▸ WHAT THE EXERCISE ASKS: Please copy out the lines of the listing below word for word, starting with the line that contains "task-2-cell: 3 bbox=[341, 395, 462, 421]" and going on through the line that contains "task-3-cell: 3 bbox=[461, 561, 579, 587]", both included. Output only those lines.

▸ STORED ROWS:
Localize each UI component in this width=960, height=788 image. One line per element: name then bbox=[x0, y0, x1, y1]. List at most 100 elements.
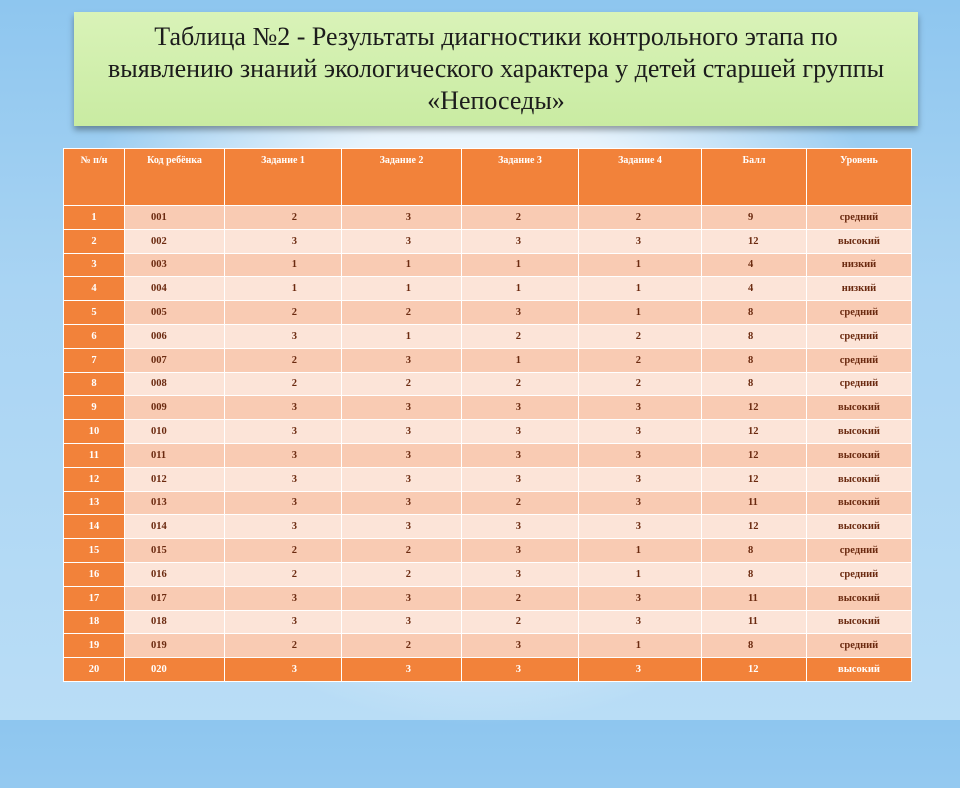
task-2-cell: 3 bbox=[341, 395, 462, 421]
score-cell: 12 bbox=[701, 419, 807, 444]
task-1-cell: 3 bbox=[224, 466, 342, 492]
slide-title: Таблица №2 - Результаты диагностики конт… bbox=[107, 22, 885, 115]
table-row: 11 011 3 3 3 3 12 высокий bbox=[63, 442, 912, 468]
results-table: № п/н Код ребёнка Задание 1 Задание 2 За… bbox=[63, 148, 912, 682]
table-row: 5 005 2 2 3 1 8 средний bbox=[63, 300, 912, 325]
table-row: 14 014 3 3 3 3 12 высокий bbox=[63, 514, 912, 540]
task-4-cell: 2 bbox=[578, 205, 702, 230]
table-row: 15 015 2 2 3 1 8 средний bbox=[63, 538, 912, 563]
task-2-cell: 3 bbox=[341, 490, 462, 516]
task-2-cell: 1 bbox=[341, 276, 462, 302]
task-1-cell: 2 bbox=[224, 300, 342, 325]
score-cell: 9 bbox=[701, 205, 807, 230]
row-number-cell: 1 bbox=[63, 205, 125, 230]
score-cell: 8 bbox=[701, 347, 807, 373]
task-3-cell: 1 bbox=[461, 252, 579, 278]
score-cell: 12 bbox=[701, 466, 807, 492]
task-1-cell: 1 bbox=[224, 252, 342, 278]
child-code-cell: 019 bbox=[124, 633, 225, 659]
task-1-cell: 2 bbox=[224, 561, 342, 587]
table-row: 6 006 3 1 2 2 8 средний bbox=[63, 323, 912, 349]
task-4-cell: 1 bbox=[578, 633, 702, 659]
header-cell-task-3: Задание 3 bbox=[461, 148, 579, 206]
task-1-cell: 3 bbox=[224, 419, 342, 444]
level-cell: высокий bbox=[806, 514, 912, 540]
task-3-cell: 3 bbox=[461, 561, 579, 587]
table-row: 13 013 3 3 2 3 11 высокий bbox=[63, 490, 912, 516]
level-cell: высокий bbox=[806, 466, 912, 492]
task-4-cell: 3 bbox=[578, 585, 702, 611]
row-number-cell: 17 bbox=[63, 585, 125, 611]
score-cell: 12 bbox=[701, 657, 807, 682]
task-3-cell: 3 bbox=[461, 514, 579, 540]
task-2-cell: 2 bbox=[341, 371, 462, 397]
child-code-cell: 012 bbox=[124, 466, 225, 492]
row-number-cell: 16 bbox=[63, 561, 125, 587]
task-2-cell: 1 bbox=[341, 252, 462, 278]
row-number-cell: 11 bbox=[63, 442, 125, 468]
child-code-cell: 017 bbox=[124, 585, 225, 611]
row-number-cell: 19 bbox=[63, 633, 125, 659]
level-cell: средний bbox=[806, 371, 912, 397]
task-2-cell: 2 bbox=[341, 538, 462, 563]
row-number-cell: 4 bbox=[63, 276, 125, 302]
child-code-cell: 007 bbox=[124, 347, 225, 373]
task-2-cell: 3 bbox=[341, 347, 462, 373]
child-code-cell: 005 bbox=[124, 300, 225, 325]
task-3-cell: 2 bbox=[461, 371, 579, 397]
task-2-cell: 3 bbox=[341, 466, 462, 492]
score-cell: 11 bbox=[701, 490, 807, 516]
task-3-cell: 2 bbox=[461, 323, 579, 349]
header-cell-task-2: Задание 2 bbox=[341, 148, 462, 206]
header-cell-task-4: Задание 4 bbox=[578, 148, 702, 206]
task-4-cell: 3 bbox=[578, 395, 702, 421]
task-2-cell: 3 bbox=[341, 205, 462, 230]
row-number-cell: 8 bbox=[63, 371, 125, 397]
table-row: 20 020 3 3 3 3 12 высокий bbox=[63, 657, 912, 682]
child-code-cell: 002 bbox=[124, 228, 225, 254]
score-cell: 12 bbox=[701, 395, 807, 421]
level-cell: низкий bbox=[806, 276, 912, 302]
child-code-cell: 009 bbox=[124, 395, 225, 421]
level-cell: высокий bbox=[806, 228, 912, 254]
level-cell: высокий bbox=[806, 609, 912, 635]
row-number-cell: 3 bbox=[63, 252, 125, 278]
task-4-cell: 3 bbox=[578, 442, 702, 468]
task-3-cell: 3 bbox=[461, 228, 579, 254]
table-row: 1 001 2 3 2 2 9 средний bbox=[63, 205, 912, 230]
task-1-cell: 2 bbox=[224, 371, 342, 397]
task-1-cell: 2 bbox=[224, 538, 342, 563]
score-cell: 11 bbox=[701, 585, 807, 611]
score-cell: 8 bbox=[701, 371, 807, 397]
task-3-cell: 3 bbox=[461, 657, 579, 682]
task-1-cell: 3 bbox=[224, 323, 342, 349]
score-cell: 12 bbox=[701, 442, 807, 468]
level-cell: средний bbox=[806, 633, 912, 659]
task-2-cell: 3 bbox=[341, 585, 462, 611]
task-3-cell: 1 bbox=[461, 276, 579, 302]
task-1-cell: 3 bbox=[224, 514, 342, 540]
task-3-cell: 2 bbox=[461, 585, 579, 611]
task-4-cell: 3 bbox=[578, 657, 702, 682]
row-number-cell: 12 bbox=[63, 466, 125, 492]
table-row: 8 008 2 2 2 2 8 средний bbox=[63, 371, 912, 397]
task-1-cell: 3 bbox=[224, 490, 342, 516]
child-code-cell: 006 bbox=[124, 323, 225, 349]
child-code-cell: 010 bbox=[124, 419, 225, 444]
row-number-cell: 7 bbox=[63, 347, 125, 373]
table-row: 2 002 3 3 3 3 12 высокий bbox=[63, 228, 912, 254]
score-cell: 4 bbox=[701, 252, 807, 278]
level-cell: средний bbox=[806, 561, 912, 587]
header-cell-score: Балл bbox=[701, 148, 807, 206]
child-code-cell: 020 bbox=[124, 657, 225, 682]
task-1-cell: 1 bbox=[224, 276, 342, 302]
task-2-cell: 3 bbox=[341, 514, 462, 540]
table-header: № п/н Код ребёнка Задание 1 Задание 2 За… bbox=[63, 148, 912, 206]
task-2-cell: 2 bbox=[341, 561, 462, 587]
level-cell: высокий bbox=[806, 419, 912, 444]
task-4-cell: 1 bbox=[578, 538, 702, 563]
task-3-cell: 1 bbox=[461, 347, 579, 373]
score-cell: 8 bbox=[701, 323, 807, 349]
header-cell-task-1: Задание 1 bbox=[224, 148, 342, 206]
task-1-cell: 2 bbox=[224, 633, 342, 659]
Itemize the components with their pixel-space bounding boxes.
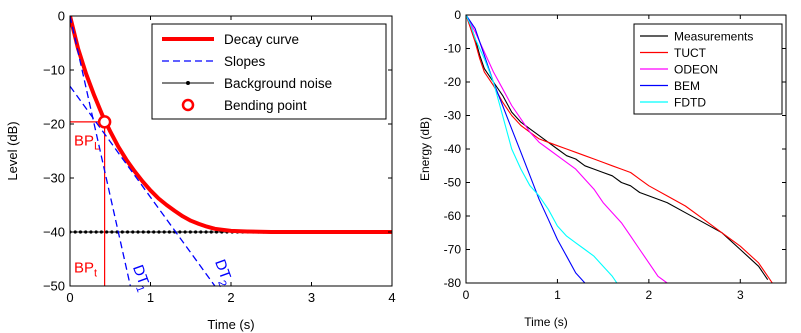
energy-plot-area [466,15,773,283]
background-noise-marker [188,230,192,234]
y-tick-label: 0 [58,9,65,24]
x-tick-label: 4 [388,290,395,305]
background-noise-marker [94,230,98,234]
y-tick-label: -70 [444,243,462,257]
y-tick-label: -60 [444,209,462,223]
background-noise-marker [131,230,135,234]
legend-swatch-bending [181,98,195,112]
background-noise-marker [199,230,203,234]
energy-series-group [466,15,773,283]
x-tick-label: 0 [463,288,470,302]
series-line-bem [466,15,586,283]
decay-axis-ticks: 0 1 2 3 4 0 −10 −20 −30 −40 −50 [43,9,396,305]
background-noise-marker [162,230,166,234]
series-line-odeon [466,15,668,283]
legend-entry-label: Measurements [674,30,753,44]
x-tick-label: 2 [646,288,653,302]
background-noise-marker [157,230,161,234]
background-noise-marker [193,230,198,234]
legend-entry-label: TUCT [674,46,707,60]
background-noise-marker [152,230,156,234]
y-tick-label: −20 [43,117,65,132]
slope-line-1 [70,16,132,286]
x-tick-label: 0 [66,290,73,305]
background-noise-marker [125,230,130,234]
decay-legend: Decay curve Slopes Background noise Bending… [151,23,387,120]
legend-entry-label: FDTD [674,96,706,110]
series-line-fdtd [466,15,618,283]
legend-entry-label: BEM [674,79,700,93]
legend-entry-label: Decay curve [224,32,299,47]
background-noise-marker [209,230,213,234]
decay-series-group [70,16,392,286]
legend-swatch-noise-marker [186,81,190,85]
series-line-measurements [466,15,769,281]
background-noise-marker [136,230,140,234]
y-tick-label: −30 [43,171,65,186]
energy-x-axis-label: Time (s) [524,315,568,329]
background-noise-marker [105,230,109,234]
background-noise-marker [146,230,151,234]
y-tick-label: −50 [43,279,65,294]
background-noise-marker [84,230,88,234]
x-tick-label: 3 [308,290,315,305]
background-noise-marker [178,230,182,234]
energy-legend: Measurements TUCT ODEON BEM FDTD [633,23,783,115]
background-noise-marker [89,230,93,234]
decay-curve-chart: BPL BPt DT1 DT2 0 1 2 3 4 0 −10 −20 −30 −40 −50 Time … [5,9,396,332]
annotation-dt-1: DT1 [126,263,154,294]
background-noise-marker [141,230,145,234]
bending-point-marker [97,115,112,129]
annotation-bp-t: BPt [74,260,97,280]
background-noise-marker [99,230,103,234]
background-noise-marker [204,230,208,234]
y-tick-label: −10 [43,63,65,78]
legend-entry-label: Background noise [224,76,332,91]
legend-entry-label: Slopes [224,54,266,69]
y-tick-label: −40 [43,225,65,240]
decay-x-axis-label: Time (s) [207,317,254,332]
energy-y-axis-label: Energy (dB) [418,117,432,181]
x-tick-label: 2 [227,290,234,305]
y-tick-label: -20 [444,75,462,89]
background-noise-marker [73,230,77,234]
y-tick-label: -40 [444,142,462,156]
slope-line-2 [70,85,216,286]
decay-plot-area: BPL BPt DT1 DT2 [70,16,392,294]
background-noise-marker [120,230,124,234]
y-tick-label: -80 [444,276,462,290]
background-noise-marker [214,230,219,234]
y-tick-label: -30 [444,109,462,123]
y-tick-label: -10 [444,42,462,56]
annotation-dt-2: DT2 [208,257,236,288]
y-tick-label: 0 [454,8,461,22]
x-tick-label: 1 [554,288,561,302]
x-tick-label: 3 [737,288,744,302]
background-noise-marker [183,230,187,234]
series-line-tuct [466,15,773,283]
decay-y-axis-label: Level (dB) [5,121,20,180]
background-noise-marker [110,230,114,234]
energy-decay-chart: 0 1 2 3 0 -10 -20 -30 -40 -50 -60 -70 -80 Time (s) E… [418,8,787,329]
legend-entry-label: Bending point [224,98,307,113]
x-tick-label: 1 [147,290,154,305]
annotation-bp-l: BPL [74,133,100,153]
background-noise-marker [167,230,172,234]
y-tick-label: -50 [444,176,462,190]
energy-axis-ticks: 0 1 2 3 0 -10 -20 -30 -40 -50 -60 -70 -80 [444,8,786,302]
background-noise-marker [78,230,83,234]
legend-entry-label: ODEON [674,63,718,77]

▸ REPLY TO THE TASK:
task-2-cell: 3 bbox=[341, 395, 462, 421]
score-cell: 12 bbox=[701, 419, 807, 444]
task-1-cell: 3 bbox=[224, 466, 342, 492]
slide-title: Таблица №2 - Результаты диагностики конт… bbox=[107, 22, 885, 115]
table-row: 11 011 3 3 3 3 12 высокий bbox=[63, 442, 912, 468]
results-table: № п/н Код ребёнка Задание 1 Задание 2 За… bbox=[63, 148, 912, 682]
table-row: 5 005 2 2 3 1 8 средний bbox=[63, 300, 912, 325]
table-row: 14 014 3 3 3 3 12 высокий bbox=[63, 514, 912, 540]
task-4-cell: 2 bbox=[578, 205, 702, 230]
table-row: 15 015 2 2 3 1 8 средний bbox=[63, 538, 912, 563]
task-2-cell: 3 bbox=[341, 490, 462, 516]
task-2-cell: 1 bbox=[341, 276, 462, 302]
task-1-cell: 2 bbox=[224, 300, 342, 325]
score-cell: 9 bbox=[701, 205, 807, 230]
row-number-cell: 1 bbox=[63, 205, 125, 230]
score-cell: 8 bbox=[701, 347, 807, 373]
task-3-cell: 1 bbox=[461, 252, 579, 278]
score-cell: 12 bbox=[701, 466, 807, 492]
task-1-cell: 1 bbox=[224, 252, 342, 278]
child-code-cell: 019 bbox=[124, 633, 225, 659]
task-1-cell: 2 bbox=[224, 561, 342, 587]
table-row: 6 006 3 1 2 2 8 средний bbox=[63, 323, 912, 349]
task-4-cell: 1 bbox=[578, 633, 702, 659]
header-cell-task-3: Задание 3 bbox=[461, 148, 579, 206]
task-1-cell: 3 bbox=[224, 419, 342, 444]
level-cell: высокий bbox=[806, 514, 912, 540]
task-3-cell: 3 bbox=[461, 561, 579, 587]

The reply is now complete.